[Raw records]
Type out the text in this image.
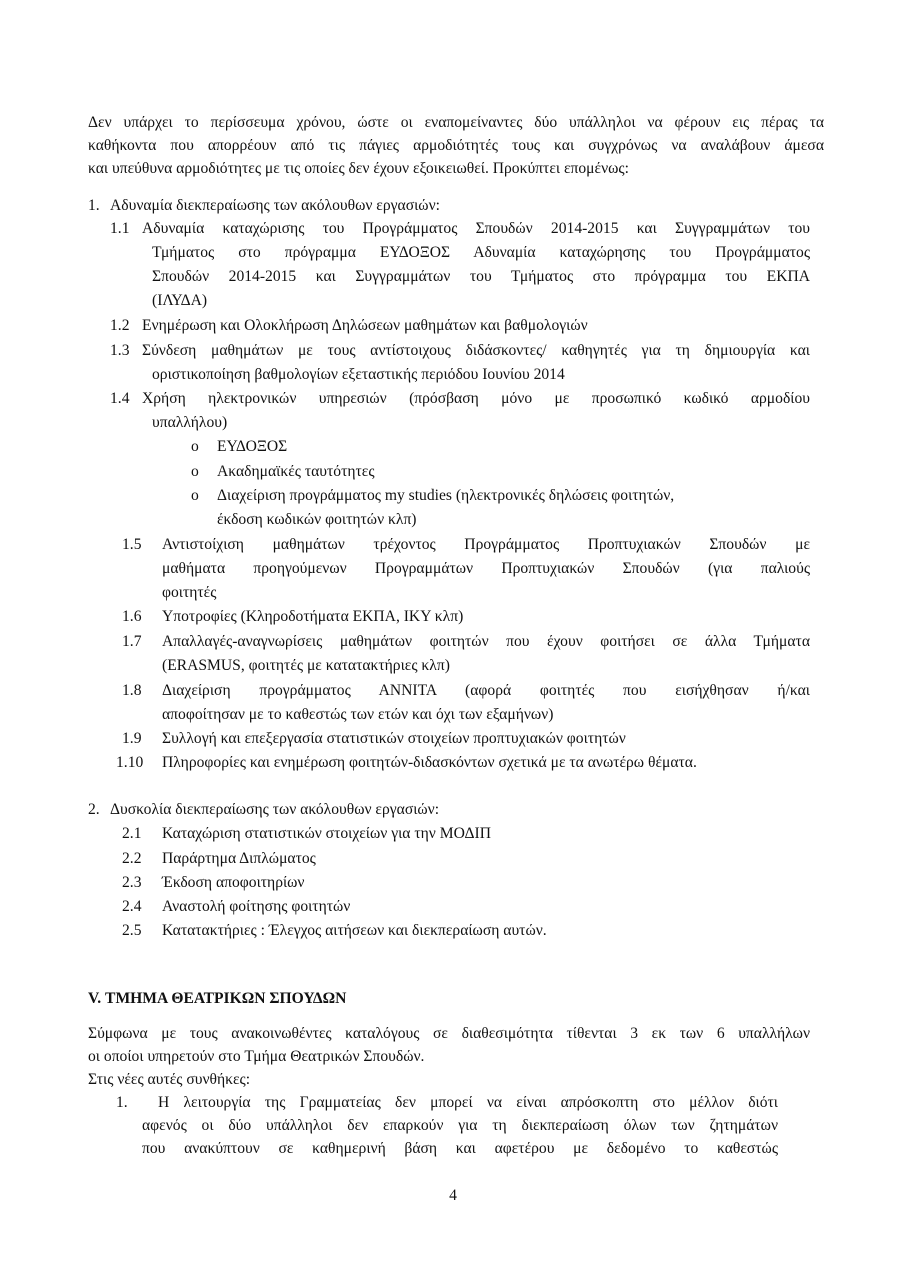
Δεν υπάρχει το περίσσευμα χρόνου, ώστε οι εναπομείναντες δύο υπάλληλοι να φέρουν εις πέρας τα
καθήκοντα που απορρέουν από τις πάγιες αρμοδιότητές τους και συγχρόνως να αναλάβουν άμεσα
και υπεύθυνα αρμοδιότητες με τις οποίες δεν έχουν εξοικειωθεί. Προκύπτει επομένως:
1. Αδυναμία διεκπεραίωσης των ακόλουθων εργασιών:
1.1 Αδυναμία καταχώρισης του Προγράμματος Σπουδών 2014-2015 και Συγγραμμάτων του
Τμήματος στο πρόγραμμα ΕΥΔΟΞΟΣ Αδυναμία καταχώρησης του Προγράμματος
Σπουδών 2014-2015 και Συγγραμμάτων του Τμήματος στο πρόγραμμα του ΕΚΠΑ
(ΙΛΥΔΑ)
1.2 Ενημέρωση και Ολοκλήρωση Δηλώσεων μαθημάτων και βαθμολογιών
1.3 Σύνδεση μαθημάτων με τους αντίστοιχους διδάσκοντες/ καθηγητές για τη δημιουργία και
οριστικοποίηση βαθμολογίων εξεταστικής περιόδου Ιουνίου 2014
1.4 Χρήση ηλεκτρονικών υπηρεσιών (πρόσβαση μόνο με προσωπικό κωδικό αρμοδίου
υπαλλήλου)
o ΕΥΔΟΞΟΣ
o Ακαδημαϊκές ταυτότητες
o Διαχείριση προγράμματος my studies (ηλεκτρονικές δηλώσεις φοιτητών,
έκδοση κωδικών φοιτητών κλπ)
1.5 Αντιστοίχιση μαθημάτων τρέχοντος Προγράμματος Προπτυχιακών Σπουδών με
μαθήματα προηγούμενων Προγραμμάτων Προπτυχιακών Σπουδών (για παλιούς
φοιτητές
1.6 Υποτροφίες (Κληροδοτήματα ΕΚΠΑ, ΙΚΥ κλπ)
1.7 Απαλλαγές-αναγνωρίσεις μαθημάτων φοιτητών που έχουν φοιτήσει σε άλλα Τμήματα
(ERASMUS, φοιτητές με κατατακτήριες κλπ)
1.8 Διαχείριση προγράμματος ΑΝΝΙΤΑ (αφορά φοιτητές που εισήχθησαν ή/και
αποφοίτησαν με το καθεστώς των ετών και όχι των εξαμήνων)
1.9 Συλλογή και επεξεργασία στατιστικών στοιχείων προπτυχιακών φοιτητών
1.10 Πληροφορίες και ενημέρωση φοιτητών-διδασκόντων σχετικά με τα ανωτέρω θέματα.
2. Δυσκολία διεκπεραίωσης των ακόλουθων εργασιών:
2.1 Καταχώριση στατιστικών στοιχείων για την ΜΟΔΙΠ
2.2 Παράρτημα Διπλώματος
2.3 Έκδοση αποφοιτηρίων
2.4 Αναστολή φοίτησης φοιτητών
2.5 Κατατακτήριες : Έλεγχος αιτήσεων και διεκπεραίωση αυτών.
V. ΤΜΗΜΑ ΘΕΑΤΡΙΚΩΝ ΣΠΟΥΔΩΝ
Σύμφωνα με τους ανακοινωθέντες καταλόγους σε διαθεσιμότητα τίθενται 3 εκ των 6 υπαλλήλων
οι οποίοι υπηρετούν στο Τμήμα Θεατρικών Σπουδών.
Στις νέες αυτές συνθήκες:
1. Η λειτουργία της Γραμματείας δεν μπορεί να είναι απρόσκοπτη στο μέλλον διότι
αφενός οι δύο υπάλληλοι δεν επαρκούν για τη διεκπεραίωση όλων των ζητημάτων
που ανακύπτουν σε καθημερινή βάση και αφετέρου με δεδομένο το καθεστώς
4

DO THIS:
Restate the entire listing word for word, excluding pictures.

COMPLETED EXERCISE:
Type out the text in this image.
Δεν υπάρχει το περίσσευμα χρόνου, ώστε οι εναπομείναντες δύο υπάλληλοι να φέρουν εις πέρας τα
καθήκοντα που απορρέουν από τις πάγιες αρμοδιότητές τους και συγχρόνως να αναλάβουν άμεσα
και υπεύθυνα αρμοδιότητες με τις οποίες δεν έχουν εξοικειωθεί. Προκύπτει επομένως:
1. Αδυναμία διεκπεραίωσης των ακόλουθων εργασιών:
1.1 Αδυναμία καταχώρισης του Προγράμματος Σπουδών 2014-2015 και Συγγραμμάτων του
Τμήματος στο πρόγραμμα ΕΥΔΟΞΟΣ Αδυναμία καταχώρησης του Προγράμματος
Σπουδών 2014-2015 και Συγγραμμάτων του Τμήματος στο πρόγραμμα του ΕΚΠΑ
(ΙΛΥΔΑ)
1.2 Ενημέρωση και Ολοκλήρωση Δηλώσεων μαθημάτων και βαθμολογιών
1.3 Σύνδεση μαθημάτων με τους αντίστοιχους διδάσκοντες/ καθηγητές για τη δημιουργία και
οριστικοποίηση βαθμολογίων εξεταστικής περιόδου Ιουνίου 2014
1.4 Χρήση ηλεκτρονικών υπηρεσιών (πρόσβαση μόνο με προσωπικό κωδικό αρμοδίου
υπαλλήλου)
o ΕΥΔΟΞΟΣ
o Ακαδημαϊκές ταυτότητες
o Διαχείριση προγράμματος my studies (ηλεκτρονικές δηλώσεις φοιτητών,
έκδοση κωδικών φοιτητών κλπ)
1.5 Αντιστοίχιση μαθημάτων τρέχοντος Προγράμματος Προπτυχιακών Σπουδών με
μαθήματα προηγούμενων Προγραμμάτων Προπτυχιακών Σπουδών (για παλιούς
φοιτητές
1.6 Υποτροφίες (Κληροδοτήματα ΕΚΠΑ, ΙΚΥ κλπ)
1.7 Απαλλαγές-αναγνωρίσεις μαθημάτων φοιτητών που έχουν φοιτήσει σε άλλα Τμήματα
(ERASMUS, φοιτητές με κατατακτήριες κλπ)
1.8 Διαχείριση προγράμματος ΑΝΝΙΤΑ (αφορά φοιτητές που εισήχθησαν ή/και
αποφοίτησαν με το καθεστώς των ετών και όχι των εξαμήνων)
1.9 Συλλογή και επεξεργασία στατιστικών στοιχείων προπτυχιακών φοιτητών
1.10 Πληροφορίες και ενημέρωση φοιτητών-διδασκόντων σχετικά με τα ανωτέρω θέματα.
2. Δυσκολία διεκπεραίωσης των ακόλουθων εργασιών:
2.1 Καταχώριση στατιστικών στοιχείων για την ΜΟΔΙΠ
2.2 Παράρτημα Διπλώματος
2.3 Έκδοση αποφοιτηρίων
2.4 Αναστολή φοίτησης φοιτητών
2.5 Κατατακτήριες : Έλεγχος αιτήσεων και διεκπεραίωση αυτών.
V. ΤΜΗΜΑ ΘΕΑΤΡΙΚΩΝ ΣΠΟΥΔΩΝ
Σύμφωνα με τους ανακοινωθέντες καταλόγους σε διαθεσιμότητα τίθενται 3 εκ των 6 υπαλλήλων
οι οποίοι υπηρετούν στο Τμήμα Θεατρικών Σπουδών.
Στις νέες αυτές συνθήκες:
1. Η λειτουργία της Γραμματείας δεν μπορεί να είναι απρόσκοπτη στο μέλλον διότι
αφενός οι δύο υπάλληλοι δεν επαρκούν για τη διεκπεραίωση όλων των ζητημάτων
που ανακύπτουν σε καθημερινή βάση και αφετέρου με δεδομένο το καθεστώς
4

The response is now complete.